## Dataset listings of figures
---

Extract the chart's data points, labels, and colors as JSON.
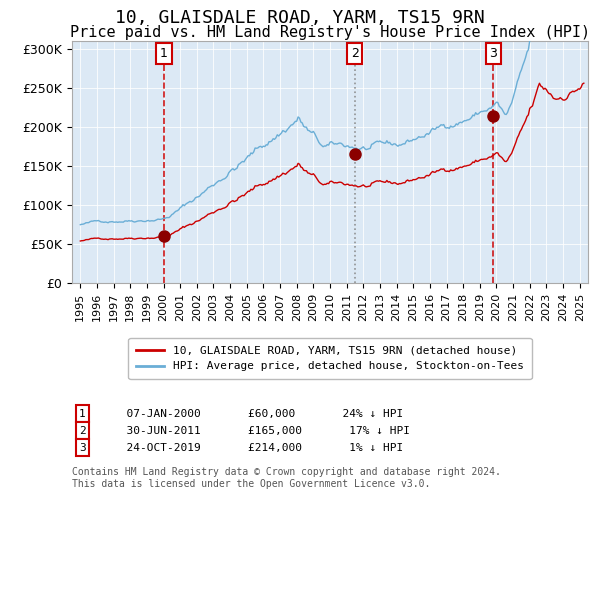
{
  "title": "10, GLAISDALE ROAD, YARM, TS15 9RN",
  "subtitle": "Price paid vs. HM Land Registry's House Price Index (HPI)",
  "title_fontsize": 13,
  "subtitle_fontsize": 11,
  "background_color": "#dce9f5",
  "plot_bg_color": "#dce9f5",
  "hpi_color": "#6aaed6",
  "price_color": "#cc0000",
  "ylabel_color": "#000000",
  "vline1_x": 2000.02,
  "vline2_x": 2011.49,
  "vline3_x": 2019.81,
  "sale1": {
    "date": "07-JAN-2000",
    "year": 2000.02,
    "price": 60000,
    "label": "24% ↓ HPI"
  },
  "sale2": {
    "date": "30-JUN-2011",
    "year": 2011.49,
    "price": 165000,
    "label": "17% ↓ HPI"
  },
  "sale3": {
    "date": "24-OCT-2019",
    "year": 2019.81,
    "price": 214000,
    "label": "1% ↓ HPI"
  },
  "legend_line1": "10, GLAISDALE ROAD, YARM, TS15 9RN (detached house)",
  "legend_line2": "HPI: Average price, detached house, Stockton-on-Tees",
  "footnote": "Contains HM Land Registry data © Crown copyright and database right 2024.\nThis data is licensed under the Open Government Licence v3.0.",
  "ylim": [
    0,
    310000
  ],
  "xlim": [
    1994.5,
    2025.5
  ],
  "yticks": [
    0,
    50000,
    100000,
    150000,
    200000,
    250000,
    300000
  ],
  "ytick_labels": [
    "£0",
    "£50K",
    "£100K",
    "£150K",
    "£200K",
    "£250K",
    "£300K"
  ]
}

---

## Request
Write out the entries above word for word. Do not include the pictures.

## Written solution
Extract the chart's data points, labels, and colors as JSON.
{
  "title": "10, GLAISDALE ROAD, YARM, TS15 9RN",
  "subtitle": "Price paid vs. HM Land Registry's House Price Index (HPI)",
  "title_fontsize": 13,
  "subtitle_fontsize": 11,
  "background_color": "#dce9f5",
  "plot_bg_color": "#dce9f5",
  "hpi_color": "#6aaed6",
  "price_color": "#cc0000",
  "ylabel_color": "#000000",
  "vline1_x": 2000.02,
  "vline2_x": 2011.49,
  "vline3_x": 2019.81,
  "sale1": {
    "date": "07-JAN-2000",
    "year": 2000.02,
    "price": 60000,
    "label": "24% ↓ HPI"
  },
  "sale2": {
    "date": "30-JUN-2011",
    "year": 2011.49,
    "price": 165000,
    "label": "17% ↓ HPI"
  },
  "sale3": {
    "date": "24-OCT-2019",
    "year": 2019.81,
    "price": 214000,
    "label": "1% ↓ HPI"
  },
  "legend_line1": "10, GLAISDALE ROAD, YARM, TS15 9RN (detached house)",
  "legend_line2": "HPI: Average price, detached house, Stockton-on-Tees",
  "footnote": "Contains HM Land Registry data © Crown copyright and database right 2024.\nThis data is licensed under the Open Government Licence v3.0.",
  "ylim": [
    0,
    310000
  ],
  "xlim": [
    1994.5,
    2025.5
  ],
  "yticks": [
    0,
    50000,
    100000,
    150000,
    200000,
    250000,
    300000
  ],
  "ytick_labels": [
    "£0",
    "£50K",
    "£100K",
    "£150K",
    "£200K",
    "£250K",
    "£300K"
  ]
}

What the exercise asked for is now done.